_Work request_
Only lines holding the word "name" are wanted from the records; copy all of them.

_Data provided_
____
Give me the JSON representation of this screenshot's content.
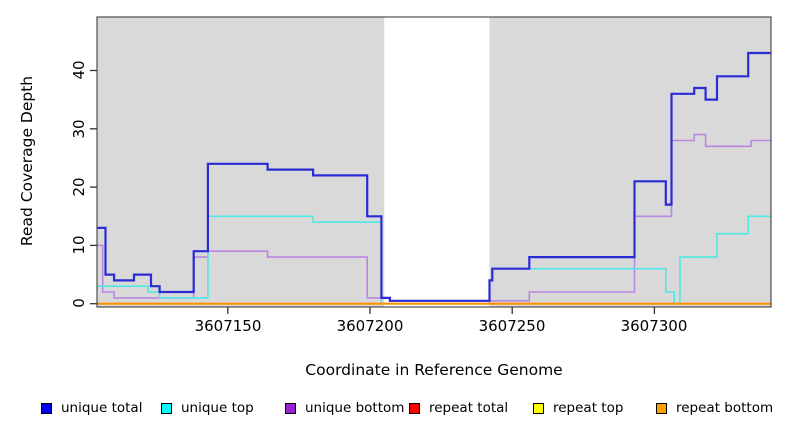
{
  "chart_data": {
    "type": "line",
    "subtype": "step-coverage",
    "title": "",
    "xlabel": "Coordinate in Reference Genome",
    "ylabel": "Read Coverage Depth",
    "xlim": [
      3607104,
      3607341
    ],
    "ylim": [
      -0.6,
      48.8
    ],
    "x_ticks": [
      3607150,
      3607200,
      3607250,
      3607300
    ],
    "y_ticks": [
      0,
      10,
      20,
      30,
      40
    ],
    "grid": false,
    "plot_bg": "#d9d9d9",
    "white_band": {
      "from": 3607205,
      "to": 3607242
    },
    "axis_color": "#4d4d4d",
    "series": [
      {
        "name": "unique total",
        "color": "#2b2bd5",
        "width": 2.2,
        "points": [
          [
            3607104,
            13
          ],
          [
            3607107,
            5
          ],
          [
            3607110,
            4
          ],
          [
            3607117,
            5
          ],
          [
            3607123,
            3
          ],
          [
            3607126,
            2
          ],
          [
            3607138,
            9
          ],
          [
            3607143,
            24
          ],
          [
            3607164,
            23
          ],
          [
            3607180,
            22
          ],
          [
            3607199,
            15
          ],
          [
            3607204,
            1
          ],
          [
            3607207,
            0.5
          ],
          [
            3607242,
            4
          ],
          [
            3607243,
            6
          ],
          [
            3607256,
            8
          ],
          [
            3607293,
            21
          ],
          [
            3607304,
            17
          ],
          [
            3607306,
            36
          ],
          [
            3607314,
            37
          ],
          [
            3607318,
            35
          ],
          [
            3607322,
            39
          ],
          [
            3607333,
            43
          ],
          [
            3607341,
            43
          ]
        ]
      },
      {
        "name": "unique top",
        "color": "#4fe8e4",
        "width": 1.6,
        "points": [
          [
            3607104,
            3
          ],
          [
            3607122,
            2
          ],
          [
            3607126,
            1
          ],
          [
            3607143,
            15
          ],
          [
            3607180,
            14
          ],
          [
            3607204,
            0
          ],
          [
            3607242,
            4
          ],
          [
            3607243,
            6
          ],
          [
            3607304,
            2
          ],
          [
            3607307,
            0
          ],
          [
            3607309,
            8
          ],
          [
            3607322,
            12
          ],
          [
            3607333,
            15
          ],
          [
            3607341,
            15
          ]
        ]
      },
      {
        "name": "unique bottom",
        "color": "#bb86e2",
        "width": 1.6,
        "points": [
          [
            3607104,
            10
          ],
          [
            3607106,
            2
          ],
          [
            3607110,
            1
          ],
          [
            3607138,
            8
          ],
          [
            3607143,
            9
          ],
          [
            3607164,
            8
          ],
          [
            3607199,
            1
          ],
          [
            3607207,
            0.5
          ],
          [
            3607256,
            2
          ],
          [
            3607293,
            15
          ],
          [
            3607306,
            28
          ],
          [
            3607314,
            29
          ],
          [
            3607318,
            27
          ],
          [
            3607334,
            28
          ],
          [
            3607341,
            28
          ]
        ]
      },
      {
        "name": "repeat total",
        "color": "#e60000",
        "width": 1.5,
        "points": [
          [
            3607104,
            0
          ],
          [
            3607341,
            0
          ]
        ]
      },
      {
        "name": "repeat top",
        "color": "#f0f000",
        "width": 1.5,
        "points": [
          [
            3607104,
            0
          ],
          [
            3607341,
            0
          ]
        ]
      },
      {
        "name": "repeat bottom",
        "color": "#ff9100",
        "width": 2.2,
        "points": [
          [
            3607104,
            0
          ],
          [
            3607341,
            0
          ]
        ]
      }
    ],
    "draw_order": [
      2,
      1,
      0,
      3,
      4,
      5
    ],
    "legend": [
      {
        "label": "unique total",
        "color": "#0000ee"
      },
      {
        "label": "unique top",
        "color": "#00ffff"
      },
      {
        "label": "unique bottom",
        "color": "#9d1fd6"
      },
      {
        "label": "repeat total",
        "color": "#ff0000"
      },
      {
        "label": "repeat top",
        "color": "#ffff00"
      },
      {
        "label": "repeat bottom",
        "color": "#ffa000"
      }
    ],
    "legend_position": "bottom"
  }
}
____
_Answer to this exercise_
        "name": "unique total",
        "name": "unique top",
        "name": "unique bottom",
        "name": "repeat total",
        "name": "repeat top",
        "name": "repeat bottom",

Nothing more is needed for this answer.